» **Instruction**
In the listing, rewrite the lines running from the one containing "447, 515, 469]" through the one containing "486, 224, 509]". Change "cell-remark" to "cell-note" and leave everything else the same.

» **Provided records**
>> START
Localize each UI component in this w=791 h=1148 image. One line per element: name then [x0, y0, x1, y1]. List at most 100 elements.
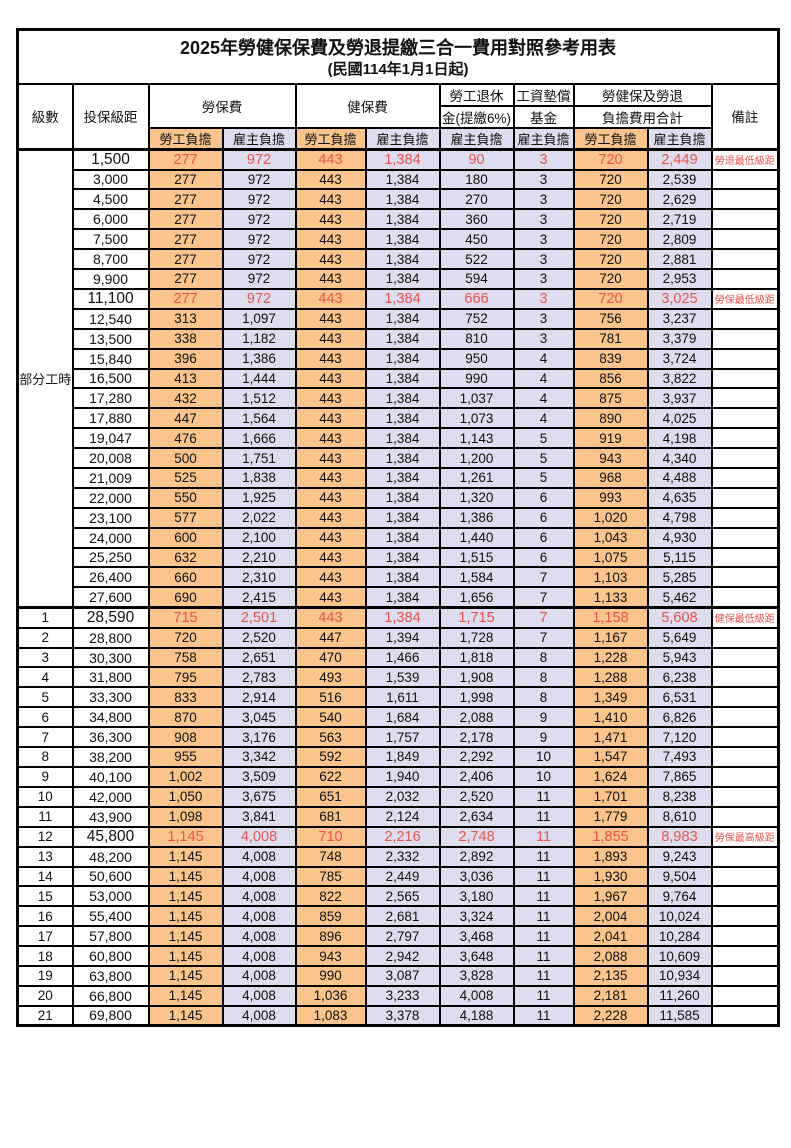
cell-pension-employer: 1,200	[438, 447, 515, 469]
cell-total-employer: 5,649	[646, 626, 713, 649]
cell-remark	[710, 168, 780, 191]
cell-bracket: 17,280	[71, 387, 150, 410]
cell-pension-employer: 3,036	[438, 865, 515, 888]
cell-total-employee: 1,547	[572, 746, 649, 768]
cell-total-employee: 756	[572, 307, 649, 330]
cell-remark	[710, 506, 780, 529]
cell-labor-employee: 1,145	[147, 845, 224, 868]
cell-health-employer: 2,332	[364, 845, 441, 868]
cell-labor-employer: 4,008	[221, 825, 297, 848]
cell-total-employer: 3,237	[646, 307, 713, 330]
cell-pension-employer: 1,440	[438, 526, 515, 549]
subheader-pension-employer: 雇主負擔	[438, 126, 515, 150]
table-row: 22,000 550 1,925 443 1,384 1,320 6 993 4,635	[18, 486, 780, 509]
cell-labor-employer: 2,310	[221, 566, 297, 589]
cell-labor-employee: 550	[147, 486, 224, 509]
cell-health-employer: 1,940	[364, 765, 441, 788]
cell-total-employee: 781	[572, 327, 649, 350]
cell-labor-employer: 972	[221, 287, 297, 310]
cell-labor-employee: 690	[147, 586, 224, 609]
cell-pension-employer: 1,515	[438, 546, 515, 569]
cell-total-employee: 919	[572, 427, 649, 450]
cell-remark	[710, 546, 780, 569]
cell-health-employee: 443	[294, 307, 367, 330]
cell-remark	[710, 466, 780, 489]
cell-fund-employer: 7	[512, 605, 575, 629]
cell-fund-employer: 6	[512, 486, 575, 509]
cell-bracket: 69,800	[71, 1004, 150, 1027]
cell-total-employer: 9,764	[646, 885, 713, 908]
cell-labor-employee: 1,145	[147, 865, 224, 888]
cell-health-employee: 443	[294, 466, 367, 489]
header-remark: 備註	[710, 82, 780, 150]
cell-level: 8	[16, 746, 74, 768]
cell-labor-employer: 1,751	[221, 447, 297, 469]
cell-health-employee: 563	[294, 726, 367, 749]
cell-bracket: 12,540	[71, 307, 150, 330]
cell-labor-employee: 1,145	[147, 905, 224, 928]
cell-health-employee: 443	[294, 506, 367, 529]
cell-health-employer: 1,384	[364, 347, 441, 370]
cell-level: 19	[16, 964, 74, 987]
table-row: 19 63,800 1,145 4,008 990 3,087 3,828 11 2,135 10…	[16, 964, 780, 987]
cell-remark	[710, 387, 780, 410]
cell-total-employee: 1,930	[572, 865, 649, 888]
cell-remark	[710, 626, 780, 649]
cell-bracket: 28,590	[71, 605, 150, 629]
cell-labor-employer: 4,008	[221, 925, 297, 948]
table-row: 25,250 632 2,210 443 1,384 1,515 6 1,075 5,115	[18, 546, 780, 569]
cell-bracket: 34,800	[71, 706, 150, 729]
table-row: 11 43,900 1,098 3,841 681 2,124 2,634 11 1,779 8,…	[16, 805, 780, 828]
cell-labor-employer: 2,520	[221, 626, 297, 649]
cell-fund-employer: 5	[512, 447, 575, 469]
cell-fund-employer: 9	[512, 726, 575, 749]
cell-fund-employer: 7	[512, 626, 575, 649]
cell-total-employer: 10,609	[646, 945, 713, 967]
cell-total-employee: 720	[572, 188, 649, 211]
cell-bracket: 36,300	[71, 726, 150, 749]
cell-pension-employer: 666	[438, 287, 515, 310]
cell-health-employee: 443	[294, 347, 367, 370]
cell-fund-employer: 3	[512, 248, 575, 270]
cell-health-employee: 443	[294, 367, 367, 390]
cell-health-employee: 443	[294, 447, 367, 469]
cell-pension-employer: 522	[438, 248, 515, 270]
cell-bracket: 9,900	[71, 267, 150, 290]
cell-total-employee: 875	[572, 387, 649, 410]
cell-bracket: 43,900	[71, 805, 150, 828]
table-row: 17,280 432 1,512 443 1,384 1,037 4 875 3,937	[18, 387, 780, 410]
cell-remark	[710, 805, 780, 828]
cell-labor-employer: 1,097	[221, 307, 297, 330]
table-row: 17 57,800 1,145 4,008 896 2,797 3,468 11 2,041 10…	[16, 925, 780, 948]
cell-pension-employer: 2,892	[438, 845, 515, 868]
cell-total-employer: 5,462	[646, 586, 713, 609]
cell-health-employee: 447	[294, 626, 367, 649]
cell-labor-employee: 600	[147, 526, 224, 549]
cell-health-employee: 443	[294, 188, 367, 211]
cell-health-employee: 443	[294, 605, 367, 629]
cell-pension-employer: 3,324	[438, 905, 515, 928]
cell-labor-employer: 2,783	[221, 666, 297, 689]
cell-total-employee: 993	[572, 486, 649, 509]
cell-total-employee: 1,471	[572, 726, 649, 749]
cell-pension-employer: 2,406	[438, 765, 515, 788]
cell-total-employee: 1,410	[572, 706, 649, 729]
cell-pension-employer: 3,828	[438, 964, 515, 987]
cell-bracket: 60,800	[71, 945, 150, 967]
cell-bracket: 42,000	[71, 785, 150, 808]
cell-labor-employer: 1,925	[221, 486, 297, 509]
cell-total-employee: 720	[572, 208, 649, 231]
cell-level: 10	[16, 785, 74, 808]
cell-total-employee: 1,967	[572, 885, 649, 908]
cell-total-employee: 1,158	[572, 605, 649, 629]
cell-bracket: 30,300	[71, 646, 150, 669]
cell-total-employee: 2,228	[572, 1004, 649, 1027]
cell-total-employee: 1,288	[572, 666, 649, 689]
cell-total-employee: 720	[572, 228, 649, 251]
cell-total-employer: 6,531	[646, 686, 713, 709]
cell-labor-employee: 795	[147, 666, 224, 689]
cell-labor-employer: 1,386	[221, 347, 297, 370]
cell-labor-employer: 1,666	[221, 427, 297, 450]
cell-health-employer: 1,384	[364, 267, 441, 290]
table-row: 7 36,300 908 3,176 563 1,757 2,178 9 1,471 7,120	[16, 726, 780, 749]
>> END
>> START
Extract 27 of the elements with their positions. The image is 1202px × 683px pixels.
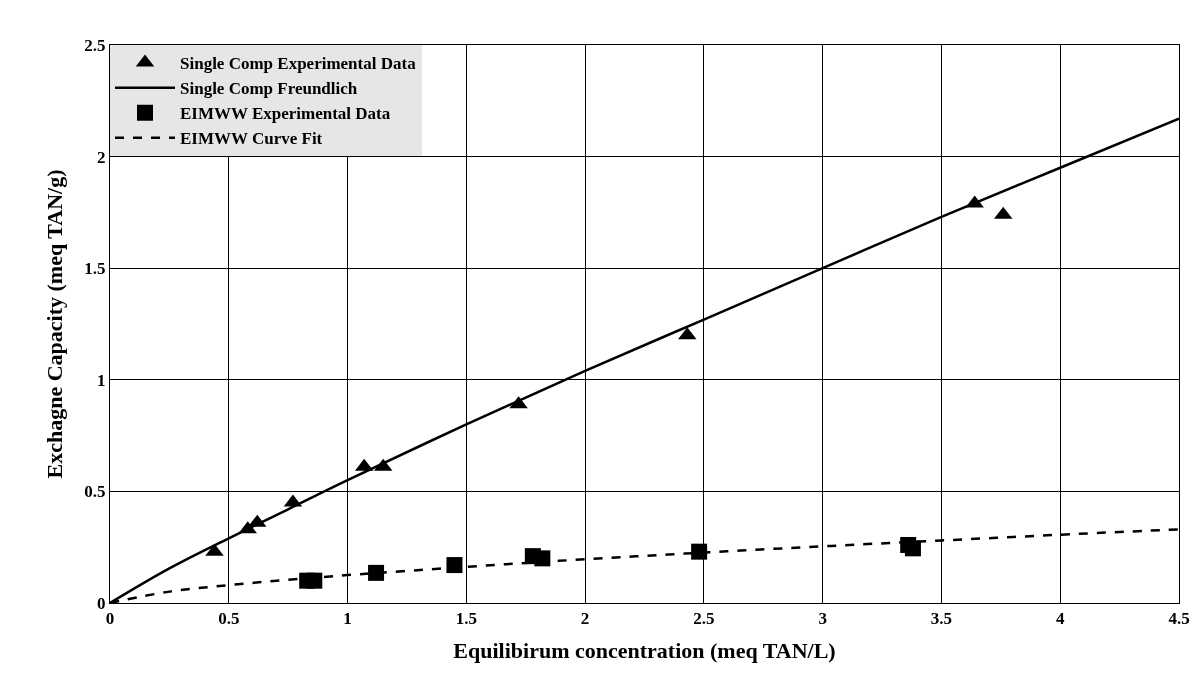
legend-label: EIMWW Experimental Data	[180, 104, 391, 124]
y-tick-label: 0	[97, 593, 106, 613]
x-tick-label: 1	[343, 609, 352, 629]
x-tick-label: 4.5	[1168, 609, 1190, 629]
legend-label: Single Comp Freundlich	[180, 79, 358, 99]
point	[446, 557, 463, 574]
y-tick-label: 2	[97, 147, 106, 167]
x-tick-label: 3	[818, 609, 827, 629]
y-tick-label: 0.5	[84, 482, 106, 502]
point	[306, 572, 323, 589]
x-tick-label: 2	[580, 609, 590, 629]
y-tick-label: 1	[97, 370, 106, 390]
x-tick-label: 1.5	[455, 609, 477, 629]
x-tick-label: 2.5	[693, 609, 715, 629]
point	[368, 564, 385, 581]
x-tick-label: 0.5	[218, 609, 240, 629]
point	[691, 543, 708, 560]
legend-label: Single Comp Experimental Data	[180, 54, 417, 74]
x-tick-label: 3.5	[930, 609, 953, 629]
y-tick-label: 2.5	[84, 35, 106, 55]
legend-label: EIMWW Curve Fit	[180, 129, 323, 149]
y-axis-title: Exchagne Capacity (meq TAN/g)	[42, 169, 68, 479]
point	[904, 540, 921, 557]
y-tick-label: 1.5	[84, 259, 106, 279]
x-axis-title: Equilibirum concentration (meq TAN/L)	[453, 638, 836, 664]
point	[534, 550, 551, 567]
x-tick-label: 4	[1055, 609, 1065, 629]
>> END
» **Written solution**
cell-pension-employer: 1,200	[438, 447, 515, 469]
cell-total-employer: 5,649	[646, 626, 713, 649]
cell-note	[710, 168, 780, 191]
cell-bracket: 17,280	[71, 387, 150, 410]
cell-pension-employer: 3,036	[438, 865, 515, 888]
cell-total-employee: 1,547	[572, 746, 649, 768]
cell-total-employee: 756	[572, 307, 649, 330]
cell-note	[710, 506, 780, 529]
cell-labor-employee: 1,145	[147, 845, 224, 868]
cell-health-employer: 2,332	[364, 845, 441, 868]
cell-labor-employer: 4,008	[221, 825, 297, 848]
cell-total-employer: 3,237	[646, 307, 713, 330]
cell-pension-employer: 1,440	[438, 526, 515, 549]
subheader-pension-employer: 雇主負擔	[438, 126, 515, 150]
table-row: 22,000 550 1,925 443 1,384 1,320 6 993 4,635	[18, 486, 780, 509]
cell-labor-employer: 2,310	[221, 566, 297, 589]
cell-labor-employee: 550	[147, 486, 224, 509]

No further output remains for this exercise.